Short problem →
Take every line from the material that has the word "comments" in it.

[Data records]
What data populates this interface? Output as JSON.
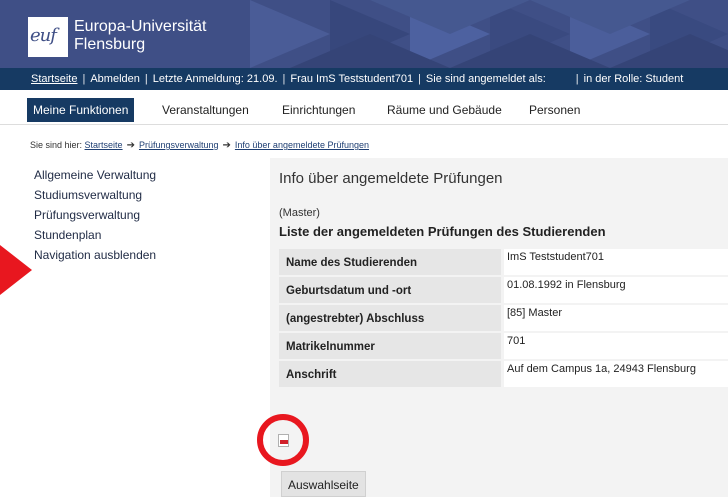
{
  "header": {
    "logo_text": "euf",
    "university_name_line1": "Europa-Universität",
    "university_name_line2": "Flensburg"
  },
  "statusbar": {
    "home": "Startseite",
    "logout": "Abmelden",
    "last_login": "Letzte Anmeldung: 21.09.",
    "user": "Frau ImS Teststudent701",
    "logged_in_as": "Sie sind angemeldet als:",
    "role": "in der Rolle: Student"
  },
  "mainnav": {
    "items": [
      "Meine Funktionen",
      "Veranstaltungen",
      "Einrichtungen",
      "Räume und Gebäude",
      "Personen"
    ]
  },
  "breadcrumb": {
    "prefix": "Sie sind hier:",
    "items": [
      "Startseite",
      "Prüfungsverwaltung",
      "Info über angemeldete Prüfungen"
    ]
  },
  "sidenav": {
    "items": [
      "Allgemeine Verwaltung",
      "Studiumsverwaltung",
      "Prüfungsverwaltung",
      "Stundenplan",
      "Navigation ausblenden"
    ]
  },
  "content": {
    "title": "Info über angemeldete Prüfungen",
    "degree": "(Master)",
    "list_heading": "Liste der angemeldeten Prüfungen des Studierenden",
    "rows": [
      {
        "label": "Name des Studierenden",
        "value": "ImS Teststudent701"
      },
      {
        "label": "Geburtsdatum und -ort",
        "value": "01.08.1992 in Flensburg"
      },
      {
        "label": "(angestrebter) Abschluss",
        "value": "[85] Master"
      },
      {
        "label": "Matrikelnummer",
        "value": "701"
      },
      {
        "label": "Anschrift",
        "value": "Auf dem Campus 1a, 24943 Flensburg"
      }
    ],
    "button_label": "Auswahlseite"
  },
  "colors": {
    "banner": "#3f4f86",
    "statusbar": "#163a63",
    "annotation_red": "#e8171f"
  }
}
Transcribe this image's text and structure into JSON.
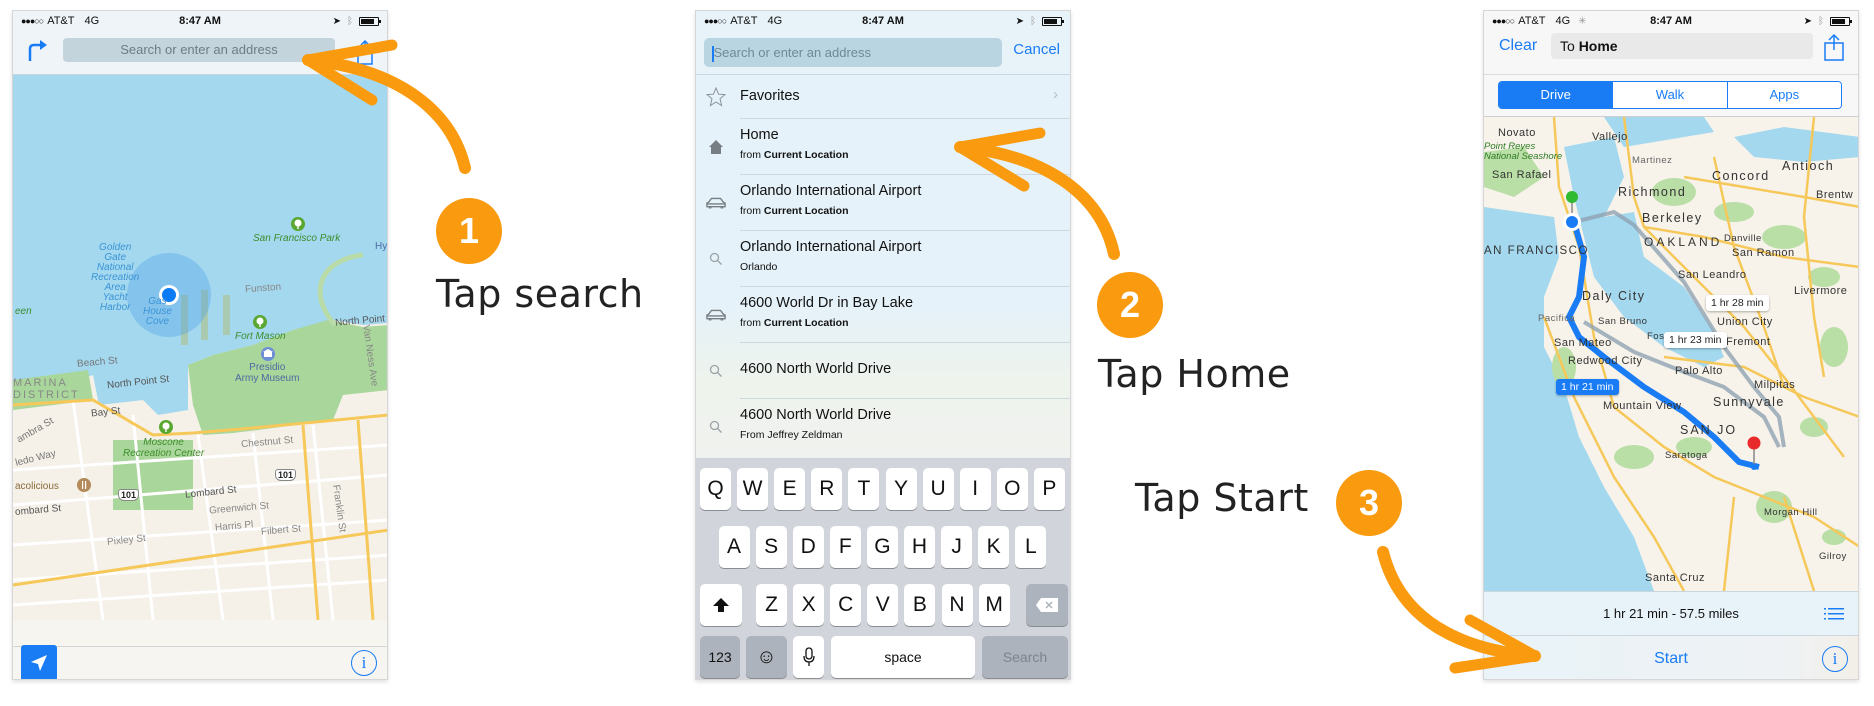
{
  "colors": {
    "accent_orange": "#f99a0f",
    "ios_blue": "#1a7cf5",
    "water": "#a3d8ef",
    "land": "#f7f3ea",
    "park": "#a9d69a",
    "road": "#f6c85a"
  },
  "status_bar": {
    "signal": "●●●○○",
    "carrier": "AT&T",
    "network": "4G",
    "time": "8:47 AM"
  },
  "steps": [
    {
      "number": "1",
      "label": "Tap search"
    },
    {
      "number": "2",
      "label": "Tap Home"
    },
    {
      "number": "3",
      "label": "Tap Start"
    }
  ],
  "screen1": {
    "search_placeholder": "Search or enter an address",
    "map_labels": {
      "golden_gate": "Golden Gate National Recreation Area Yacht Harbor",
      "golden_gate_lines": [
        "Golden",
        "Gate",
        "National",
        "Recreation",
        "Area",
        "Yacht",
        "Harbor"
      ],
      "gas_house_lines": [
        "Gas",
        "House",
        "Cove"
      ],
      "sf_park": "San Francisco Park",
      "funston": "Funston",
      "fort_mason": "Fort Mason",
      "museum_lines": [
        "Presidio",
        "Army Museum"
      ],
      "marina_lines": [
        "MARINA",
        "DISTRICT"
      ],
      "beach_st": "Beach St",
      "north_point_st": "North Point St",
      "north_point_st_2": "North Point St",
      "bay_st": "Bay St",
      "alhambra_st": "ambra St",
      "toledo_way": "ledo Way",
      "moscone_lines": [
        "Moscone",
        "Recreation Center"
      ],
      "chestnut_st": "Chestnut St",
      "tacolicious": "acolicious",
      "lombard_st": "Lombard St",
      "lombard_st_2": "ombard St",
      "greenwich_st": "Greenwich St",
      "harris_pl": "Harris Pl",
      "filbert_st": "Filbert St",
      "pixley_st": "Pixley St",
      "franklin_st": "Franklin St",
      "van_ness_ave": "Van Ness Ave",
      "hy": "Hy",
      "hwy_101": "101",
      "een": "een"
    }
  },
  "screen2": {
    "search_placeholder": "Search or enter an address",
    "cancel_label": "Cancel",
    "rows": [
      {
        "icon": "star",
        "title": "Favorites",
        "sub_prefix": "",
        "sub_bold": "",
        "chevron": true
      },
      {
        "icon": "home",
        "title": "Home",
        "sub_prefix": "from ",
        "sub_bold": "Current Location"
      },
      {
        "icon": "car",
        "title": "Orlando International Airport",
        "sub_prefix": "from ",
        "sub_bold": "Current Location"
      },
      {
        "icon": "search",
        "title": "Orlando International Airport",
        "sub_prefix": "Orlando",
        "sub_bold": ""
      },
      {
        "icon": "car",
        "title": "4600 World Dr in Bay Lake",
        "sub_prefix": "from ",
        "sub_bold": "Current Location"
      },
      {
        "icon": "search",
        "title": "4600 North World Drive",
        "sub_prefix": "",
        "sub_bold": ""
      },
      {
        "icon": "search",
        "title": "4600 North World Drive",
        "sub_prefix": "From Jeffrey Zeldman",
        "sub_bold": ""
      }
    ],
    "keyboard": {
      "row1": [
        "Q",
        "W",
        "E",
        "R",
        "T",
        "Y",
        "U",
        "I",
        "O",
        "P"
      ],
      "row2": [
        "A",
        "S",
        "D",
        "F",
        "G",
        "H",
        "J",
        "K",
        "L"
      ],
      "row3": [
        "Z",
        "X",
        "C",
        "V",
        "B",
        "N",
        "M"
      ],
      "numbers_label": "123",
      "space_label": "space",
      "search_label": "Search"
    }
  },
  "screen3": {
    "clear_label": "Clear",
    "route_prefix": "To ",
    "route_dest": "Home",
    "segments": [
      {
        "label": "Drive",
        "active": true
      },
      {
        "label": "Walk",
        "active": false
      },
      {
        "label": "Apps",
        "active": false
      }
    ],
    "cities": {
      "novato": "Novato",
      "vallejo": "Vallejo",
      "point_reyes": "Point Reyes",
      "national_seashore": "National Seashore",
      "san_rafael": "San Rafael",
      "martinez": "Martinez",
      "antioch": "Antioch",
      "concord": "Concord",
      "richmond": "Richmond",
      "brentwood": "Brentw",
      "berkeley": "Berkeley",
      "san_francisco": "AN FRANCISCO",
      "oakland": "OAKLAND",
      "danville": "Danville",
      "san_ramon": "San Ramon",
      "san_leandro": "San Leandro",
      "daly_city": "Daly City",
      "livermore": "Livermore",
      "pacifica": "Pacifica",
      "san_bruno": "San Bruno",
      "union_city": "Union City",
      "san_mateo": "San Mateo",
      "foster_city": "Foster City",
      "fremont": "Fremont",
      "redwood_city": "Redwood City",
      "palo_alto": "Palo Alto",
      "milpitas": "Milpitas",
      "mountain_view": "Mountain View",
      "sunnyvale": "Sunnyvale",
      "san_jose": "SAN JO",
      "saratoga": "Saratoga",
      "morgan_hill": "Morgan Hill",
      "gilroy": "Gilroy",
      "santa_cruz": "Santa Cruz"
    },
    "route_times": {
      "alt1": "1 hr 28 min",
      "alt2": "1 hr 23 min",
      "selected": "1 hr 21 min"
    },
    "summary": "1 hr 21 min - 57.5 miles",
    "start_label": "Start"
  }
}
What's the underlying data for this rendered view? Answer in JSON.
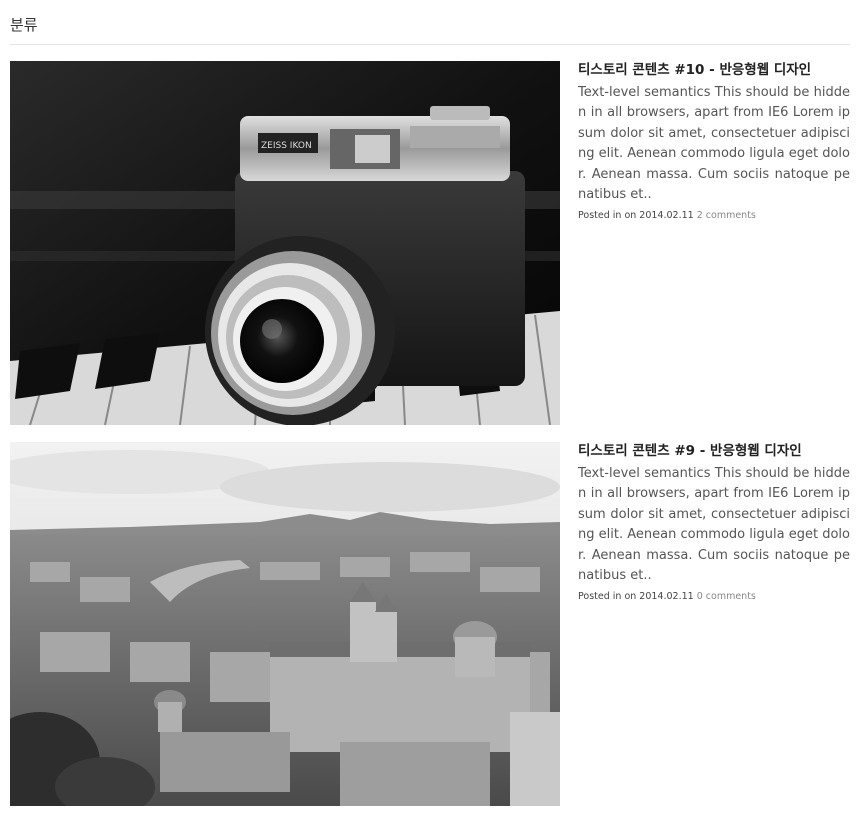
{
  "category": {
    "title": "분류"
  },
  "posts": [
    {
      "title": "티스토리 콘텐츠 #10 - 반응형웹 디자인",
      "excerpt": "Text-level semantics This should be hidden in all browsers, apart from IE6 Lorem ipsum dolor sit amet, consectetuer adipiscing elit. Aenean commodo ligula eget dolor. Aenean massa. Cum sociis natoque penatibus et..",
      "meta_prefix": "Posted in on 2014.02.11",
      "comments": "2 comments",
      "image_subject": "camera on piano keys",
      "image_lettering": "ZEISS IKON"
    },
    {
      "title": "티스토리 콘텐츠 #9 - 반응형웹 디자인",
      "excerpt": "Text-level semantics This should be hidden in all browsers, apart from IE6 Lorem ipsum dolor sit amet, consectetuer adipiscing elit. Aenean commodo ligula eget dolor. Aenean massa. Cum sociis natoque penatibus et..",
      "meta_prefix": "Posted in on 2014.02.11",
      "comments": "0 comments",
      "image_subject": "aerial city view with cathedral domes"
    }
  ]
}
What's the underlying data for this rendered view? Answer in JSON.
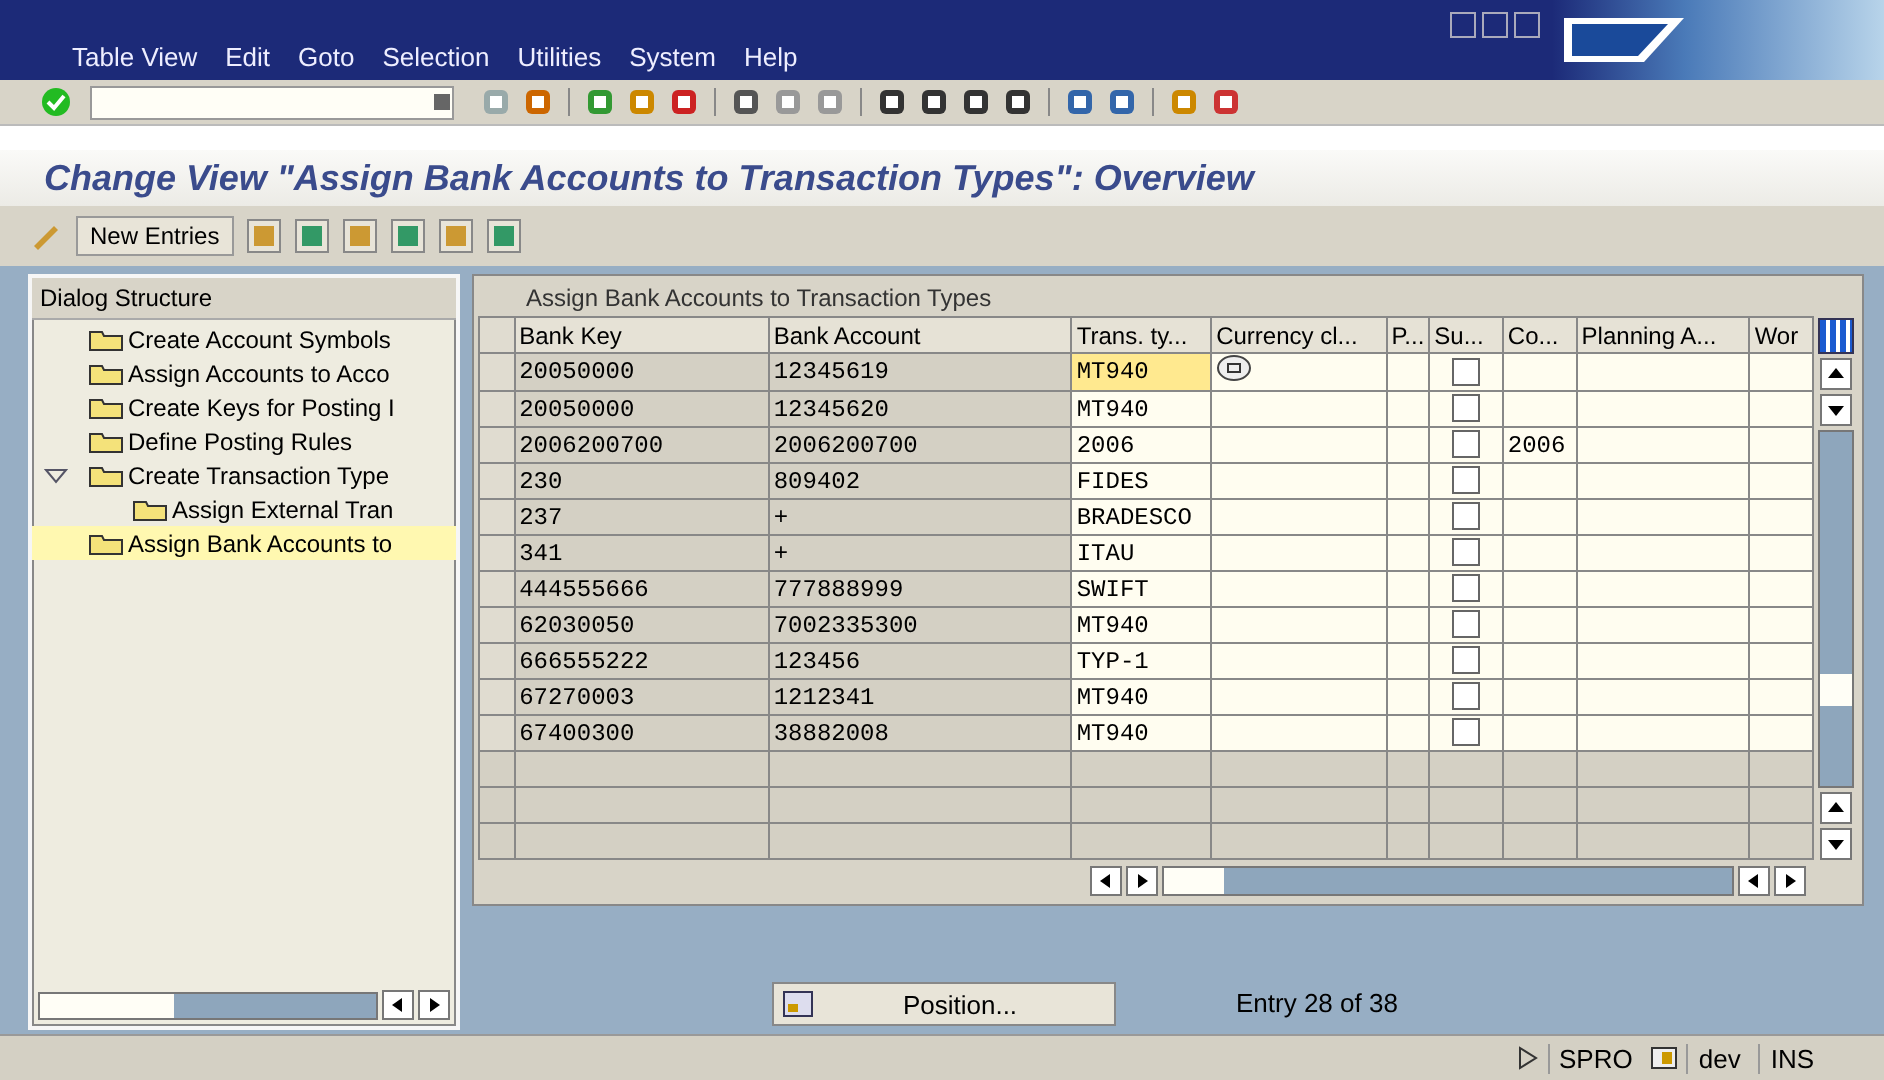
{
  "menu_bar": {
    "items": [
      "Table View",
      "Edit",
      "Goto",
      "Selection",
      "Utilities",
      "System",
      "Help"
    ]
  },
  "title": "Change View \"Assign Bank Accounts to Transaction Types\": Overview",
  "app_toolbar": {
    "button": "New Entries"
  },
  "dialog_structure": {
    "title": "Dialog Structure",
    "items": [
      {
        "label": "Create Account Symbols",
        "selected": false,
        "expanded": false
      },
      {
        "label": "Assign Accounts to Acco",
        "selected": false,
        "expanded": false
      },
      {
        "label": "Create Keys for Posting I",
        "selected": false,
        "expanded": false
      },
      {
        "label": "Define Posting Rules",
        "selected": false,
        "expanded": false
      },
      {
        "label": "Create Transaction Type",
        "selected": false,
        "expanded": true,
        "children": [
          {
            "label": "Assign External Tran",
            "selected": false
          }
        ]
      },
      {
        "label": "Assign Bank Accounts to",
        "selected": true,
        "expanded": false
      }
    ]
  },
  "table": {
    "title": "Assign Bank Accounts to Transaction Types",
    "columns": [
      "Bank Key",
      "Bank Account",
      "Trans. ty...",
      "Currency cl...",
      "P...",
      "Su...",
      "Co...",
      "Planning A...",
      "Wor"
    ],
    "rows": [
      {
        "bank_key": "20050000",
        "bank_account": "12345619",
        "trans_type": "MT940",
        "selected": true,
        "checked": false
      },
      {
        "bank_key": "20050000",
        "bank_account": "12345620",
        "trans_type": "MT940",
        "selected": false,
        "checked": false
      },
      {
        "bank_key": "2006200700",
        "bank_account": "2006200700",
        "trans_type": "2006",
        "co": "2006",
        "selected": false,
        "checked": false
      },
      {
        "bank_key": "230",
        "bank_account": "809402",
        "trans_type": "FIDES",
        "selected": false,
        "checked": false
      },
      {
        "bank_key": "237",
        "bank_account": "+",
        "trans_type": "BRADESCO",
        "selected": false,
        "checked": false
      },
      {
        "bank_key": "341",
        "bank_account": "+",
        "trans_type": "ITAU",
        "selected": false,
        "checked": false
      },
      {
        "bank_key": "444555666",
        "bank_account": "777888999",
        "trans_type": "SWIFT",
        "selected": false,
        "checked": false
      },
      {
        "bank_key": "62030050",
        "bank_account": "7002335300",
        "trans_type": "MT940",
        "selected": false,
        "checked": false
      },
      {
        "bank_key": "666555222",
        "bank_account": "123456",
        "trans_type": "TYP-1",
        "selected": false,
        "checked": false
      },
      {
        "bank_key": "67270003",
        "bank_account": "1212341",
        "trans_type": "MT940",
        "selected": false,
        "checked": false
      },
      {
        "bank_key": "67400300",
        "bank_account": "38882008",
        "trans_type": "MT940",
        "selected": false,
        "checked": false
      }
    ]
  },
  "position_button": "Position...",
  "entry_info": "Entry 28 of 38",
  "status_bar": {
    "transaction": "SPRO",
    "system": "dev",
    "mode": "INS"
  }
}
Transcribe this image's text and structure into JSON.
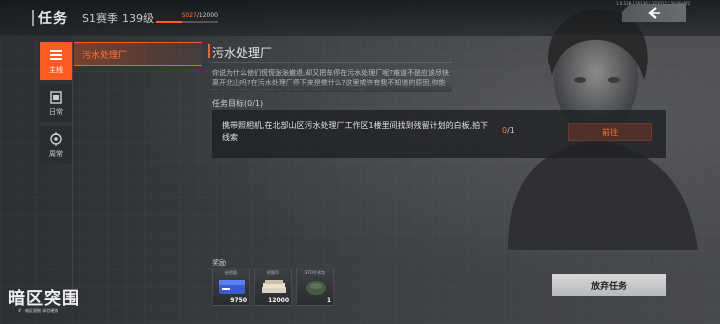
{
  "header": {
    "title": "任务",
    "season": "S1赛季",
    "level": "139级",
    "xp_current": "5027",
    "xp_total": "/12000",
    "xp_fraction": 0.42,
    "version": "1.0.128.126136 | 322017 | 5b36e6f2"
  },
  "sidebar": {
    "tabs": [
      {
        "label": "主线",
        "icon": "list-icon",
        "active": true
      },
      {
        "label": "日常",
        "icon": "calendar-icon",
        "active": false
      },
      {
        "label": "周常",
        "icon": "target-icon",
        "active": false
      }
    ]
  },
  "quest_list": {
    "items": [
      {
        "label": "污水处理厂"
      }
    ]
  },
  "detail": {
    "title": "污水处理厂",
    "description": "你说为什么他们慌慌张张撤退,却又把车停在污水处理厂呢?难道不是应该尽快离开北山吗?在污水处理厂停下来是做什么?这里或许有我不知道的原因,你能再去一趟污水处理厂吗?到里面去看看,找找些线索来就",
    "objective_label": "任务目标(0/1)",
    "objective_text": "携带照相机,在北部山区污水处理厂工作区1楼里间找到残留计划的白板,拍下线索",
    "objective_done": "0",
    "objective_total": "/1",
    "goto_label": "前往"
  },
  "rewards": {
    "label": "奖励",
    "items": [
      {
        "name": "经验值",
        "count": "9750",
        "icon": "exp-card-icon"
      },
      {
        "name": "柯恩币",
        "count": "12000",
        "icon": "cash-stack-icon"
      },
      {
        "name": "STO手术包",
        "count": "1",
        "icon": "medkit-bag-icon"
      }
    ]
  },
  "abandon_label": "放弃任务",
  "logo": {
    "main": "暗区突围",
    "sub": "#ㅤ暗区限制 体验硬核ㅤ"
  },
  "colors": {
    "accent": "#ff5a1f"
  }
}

Solution to the exercise →
      "comments": "2 comments",
      "comments": "0 comments",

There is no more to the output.